INSTRUCTIONS FOR THE TASK:
Scan the records and identify every line in which the string "YEMEK" occurs, then return those lines.

----- EXERCISE MATERIAL

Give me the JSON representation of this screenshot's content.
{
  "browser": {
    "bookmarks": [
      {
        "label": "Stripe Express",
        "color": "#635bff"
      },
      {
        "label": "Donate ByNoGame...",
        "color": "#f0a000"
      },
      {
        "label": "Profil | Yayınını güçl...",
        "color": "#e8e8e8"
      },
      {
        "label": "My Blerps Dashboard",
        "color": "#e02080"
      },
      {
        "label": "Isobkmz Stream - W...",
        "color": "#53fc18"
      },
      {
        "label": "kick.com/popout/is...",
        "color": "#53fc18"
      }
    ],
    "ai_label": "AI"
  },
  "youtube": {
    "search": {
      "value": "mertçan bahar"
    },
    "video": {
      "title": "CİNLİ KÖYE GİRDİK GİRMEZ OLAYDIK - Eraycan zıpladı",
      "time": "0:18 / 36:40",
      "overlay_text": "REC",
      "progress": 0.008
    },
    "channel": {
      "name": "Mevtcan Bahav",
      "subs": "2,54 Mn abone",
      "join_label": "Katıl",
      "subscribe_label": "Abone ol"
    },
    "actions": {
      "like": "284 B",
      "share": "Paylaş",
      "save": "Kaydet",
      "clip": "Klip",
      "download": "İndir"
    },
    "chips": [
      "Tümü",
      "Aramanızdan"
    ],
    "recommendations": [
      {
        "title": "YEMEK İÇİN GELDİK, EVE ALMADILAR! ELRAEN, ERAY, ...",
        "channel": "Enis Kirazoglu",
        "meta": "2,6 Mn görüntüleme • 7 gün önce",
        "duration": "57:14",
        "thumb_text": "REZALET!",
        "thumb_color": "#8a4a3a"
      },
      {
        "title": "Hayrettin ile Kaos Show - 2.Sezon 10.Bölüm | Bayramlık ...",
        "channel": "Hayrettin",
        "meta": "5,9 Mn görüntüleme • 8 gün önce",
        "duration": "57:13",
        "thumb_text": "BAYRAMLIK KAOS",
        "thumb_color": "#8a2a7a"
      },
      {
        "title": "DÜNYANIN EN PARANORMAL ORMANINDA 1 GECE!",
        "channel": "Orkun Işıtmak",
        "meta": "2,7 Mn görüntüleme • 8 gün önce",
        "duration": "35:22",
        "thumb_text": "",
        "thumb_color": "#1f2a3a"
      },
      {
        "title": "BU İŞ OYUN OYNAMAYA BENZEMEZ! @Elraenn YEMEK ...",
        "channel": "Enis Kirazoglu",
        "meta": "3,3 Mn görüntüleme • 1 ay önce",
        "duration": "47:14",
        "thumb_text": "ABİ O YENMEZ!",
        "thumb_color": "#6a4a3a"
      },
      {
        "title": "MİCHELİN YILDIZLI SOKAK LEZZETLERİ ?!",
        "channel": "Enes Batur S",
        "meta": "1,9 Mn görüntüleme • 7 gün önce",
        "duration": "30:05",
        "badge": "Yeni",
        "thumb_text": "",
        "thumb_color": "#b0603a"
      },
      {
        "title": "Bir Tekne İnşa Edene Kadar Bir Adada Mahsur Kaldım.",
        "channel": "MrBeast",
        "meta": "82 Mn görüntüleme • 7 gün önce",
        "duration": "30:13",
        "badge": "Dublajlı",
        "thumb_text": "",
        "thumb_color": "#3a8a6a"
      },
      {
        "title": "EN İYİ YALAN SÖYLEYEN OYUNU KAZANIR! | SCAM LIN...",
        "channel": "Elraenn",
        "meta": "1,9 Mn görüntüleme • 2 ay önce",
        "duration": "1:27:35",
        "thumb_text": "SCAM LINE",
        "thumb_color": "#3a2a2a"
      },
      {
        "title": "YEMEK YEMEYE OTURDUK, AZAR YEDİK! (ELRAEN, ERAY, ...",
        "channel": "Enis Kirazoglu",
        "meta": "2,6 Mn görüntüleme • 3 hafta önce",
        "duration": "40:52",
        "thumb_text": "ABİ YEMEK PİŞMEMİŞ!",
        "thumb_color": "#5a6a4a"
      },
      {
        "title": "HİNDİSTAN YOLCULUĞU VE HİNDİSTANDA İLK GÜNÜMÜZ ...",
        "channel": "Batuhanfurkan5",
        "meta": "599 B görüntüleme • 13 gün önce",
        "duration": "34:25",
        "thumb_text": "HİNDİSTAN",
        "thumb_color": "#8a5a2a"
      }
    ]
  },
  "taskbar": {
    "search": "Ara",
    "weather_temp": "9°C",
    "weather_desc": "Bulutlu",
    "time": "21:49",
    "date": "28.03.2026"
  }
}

----------

SOLUTION TO THE EXERCISE:
        "title": "YEMEK İÇİN GELDİK, EVE ALMADILAR! ELRAEN, ERAY, ...",
        "title": "BU İŞ OYUN OYNAMAYA BENZEMEZ! @Elraenn YEMEK ...",
        "title": "YEMEK YEMEYE OTURDUK, AZAR YEDİK! (ELRAEN, ERAY, ...",
        "thumb_text": "ABİ YEMEK PİŞMEMİŞ!",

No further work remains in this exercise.